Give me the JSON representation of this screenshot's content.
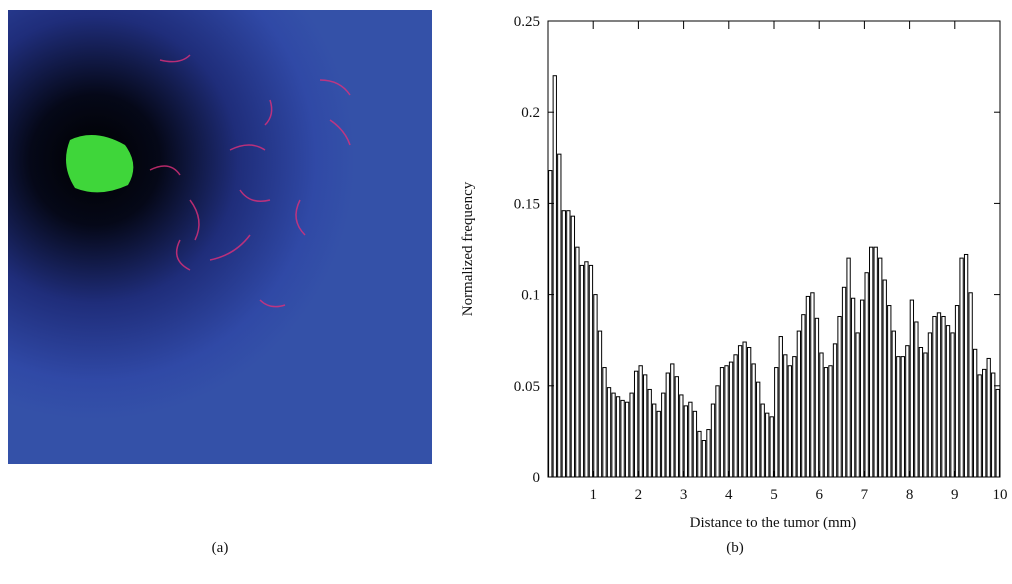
{
  "panel_labels": [
    "(a)",
    "(b)"
  ],
  "chart_data": {
    "type": "histogram",
    "xlabel": "Distance to the tumor (mm)",
    "ylabel": "Normalized frequency",
    "bins": [
      0,
      0.1,
      0.2,
      0.3,
      0.4,
      0.5,
      0.6,
      0.7,
      0.8,
      0.9,
      1,
      1.1,
      1.2,
      1.3,
      1.4,
      1.5,
      1.6,
      1.7,
      1.8,
      1.9,
      2,
      2.1,
      2.2,
      2.3,
      2.4,
      2.5,
      2.6,
      2.7,
      2.8,
      2.9,
      3,
      3.1,
      3.2,
      3.3,
      3.4,
      3.5,
      3.6,
      3.7,
      3.8,
      3.9,
      4,
      4.1,
      4.2,
      4.3,
      4.4,
      4.5,
      4.6,
      4.7,
      4.8,
      4.9,
      5,
      5.1,
      5.2,
      5.3,
      5.4,
      5.5,
      5.6,
      5.7,
      5.8,
      5.9,
      6,
      6.1,
      6.2,
      6.3,
      6.4,
      6.5,
      6.6,
      6.7,
      6.8,
      6.9,
      7,
      7.1,
      7.2,
      7.3,
      7.4,
      7.5,
      7.6,
      7.7,
      7.8,
      7.9,
      8,
      8.1,
      8.2,
      8.3,
      8.4,
      8.5,
      8.6,
      8.7,
      8.8,
      8.9,
      9,
      9.1,
      9.2,
      9.3,
      9.4,
      9.5,
      9.6,
      9.7,
      9.8,
      9.9,
      10
    ],
    "values": [
      0.168,
      0.22,
      0.177,
      0.146,
      0.146,
      0.143,
      0.126,
      0.116,
      0.118,
      0.116,
      0.1,
      0.08,
      0.06,
      0.049,
      0.046,
      0.044,
      0.042,
      0.041,
      0.046,
      0.058,
      0.061,
      0.056,
      0.048,
      0.04,
      0.036,
      0.046,
      0.057,
      0.062,
      0.055,
      0.045,
      0.039,
      0.041,
      0.036,
      0.025,
      0.02,
      0.026,
      0.04,
      0.05,
      0.06,
      0.061,
      0.063,
      0.067,
      0.072,
      0.074,
      0.071,
      0.062,
      0.052,
      0.04,
      0.035,
      0.033,
      0.06,
      0.077,
      0.067,
      0.061,
      0.066,
      0.08,
      0.089,
      0.099,
      0.101,
      0.087,
      0.068,
      0.06,
      0.061,
      0.073,
      0.088,
      0.104,
      0.12,
      0.098,
      0.079,
      0.097,
      0.112,
      0.126,
      0.126,
      0.12,
      0.108,
      0.094,
      0.08,
      0.066,
      0.066,
      0.072,
      0.097,
      0.085,
      0.071,
      0.068,
      0.079,
      0.088,
      0.09,
      0.088,
      0.083,
      0.079,
      0.094,
      0.12,
      0.122,
      0.101,
      0.07,
      0.056,
      0.059,
      0.065,
      0.057,
      0.048
    ],
    "color": "#ffffff",
    "edgecolor": "#000000",
    "xlim": [
      0,
      10
    ],
    "ylim": [
      0,
      0.25
    ],
    "xticks": [
      1,
      2,
      3,
      4,
      5,
      6,
      7,
      8,
      9,
      10
    ],
    "yticks": [
      0,
      0.05,
      0.1,
      0.15,
      0.2,
      0.25
    ]
  }
}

::::

> Exercise instructions
Send back the data above word for word, with the pictures left out.

> Task result
Give me the JSON representation of this screenshot's content.
{
  "panel_labels": [
    "(a)",
    "(b)"
  ],
  "chart_data": {
    "type": "histogram",
    "xlabel": "Distance to the tumor (mm)",
    "ylabel": "Normalized frequency",
    "bins": [
      0,
      0.1,
      0.2,
      0.3,
      0.4,
      0.5,
      0.6,
      0.7,
      0.8,
      0.9,
      1,
      1.1,
      1.2,
      1.3,
      1.4,
      1.5,
      1.6,
      1.7,
      1.8,
      1.9,
      2,
      2.1,
      2.2,
      2.3,
      2.4,
      2.5,
      2.6,
      2.7,
      2.8,
      2.9,
      3,
      3.1,
      3.2,
      3.3,
      3.4,
      3.5,
      3.6,
      3.7,
      3.8,
      3.9,
      4,
      4.1,
      4.2,
      4.3,
      4.4,
      4.5,
      4.6,
      4.7,
      4.8,
      4.9,
      5,
      5.1,
      5.2,
      5.3,
      5.4,
      5.5,
      5.6,
      5.7,
      5.8,
      5.9,
      6,
      6.1,
      6.2,
      6.3,
      6.4,
      6.5,
      6.6,
      6.7,
      6.8,
      6.9,
      7,
      7.1,
      7.2,
      7.3,
      7.4,
      7.5,
      7.6,
      7.7,
      7.8,
      7.9,
      8,
      8.1,
      8.2,
      8.3,
      8.4,
      8.5,
      8.6,
      8.7,
      8.8,
      8.9,
      9,
      9.1,
      9.2,
      9.3,
      9.4,
      9.5,
      9.6,
      9.7,
      9.8,
      9.9,
      10
    ],
    "values": [
      0.168,
      0.22,
      0.177,
      0.146,
      0.146,
      0.143,
      0.126,
      0.116,
      0.118,
      0.116,
      0.1,
      0.08,
      0.06,
      0.049,
      0.046,
      0.044,
      0.042,
      0.041,
      0.046,
      0.058,
      0.061,
      0.056,
      0.048,
      0.04,
      0.036,
      0.046,
      0.057,
      0.062,
      0.055,
      0.045,
      0.039,
      0.041,
      0.036,
      0.025,
      0.02,
      0.026,
      0.04,
      0.05,
      0.06,
      0.061,
      0.063,
      0.067,
      0.072,
      0.074,
      0.071,
      0.062,
      0.052,
      0.04,
      0.035,
      0.033,
      0.06,
      0.077,
      0.067,
      0.061,
      0.066,
      0.08,
      0.089,
      0.099,
      0.101,
      0.087,
      0.068,
      0.06,
      0.061,
      0.073,
      0.088,
      0.104,
      0.12,
      0.098,
      0.079,
      0.097,
      0.112,
      0.126,
      0.126,
      0.12,
      0.108,
      0.094,
      0.08,
      0.066,
      0.066,
      0.072,
      0.097,
      0.085,
      0.071,
      0.068,
      0.079,
      0.088,
      0.09,
      0.088,
      0.083,
      0.079,
      0.094,
      0.12,
      0.122,
      0.101,
      0.07,
      0.056,
      0.059,
      0.065,
      0.057,
      0.048
    ],
    "color": "#ffffff",
    "edgecolor": "#000000",
    "xlim": [
      0,
      10
    ],
    "ylim": [
      0,
      0.25
    ],
    "xticks": [
      1,
      2,
      3,
      4,
      5,
      6,
      7,
      8,
      9,
      10
    ],
    "yticks": [
      0,
      0.05,
      0.1,
      0.15,
      0.2,
      0.25
    ]
  }
}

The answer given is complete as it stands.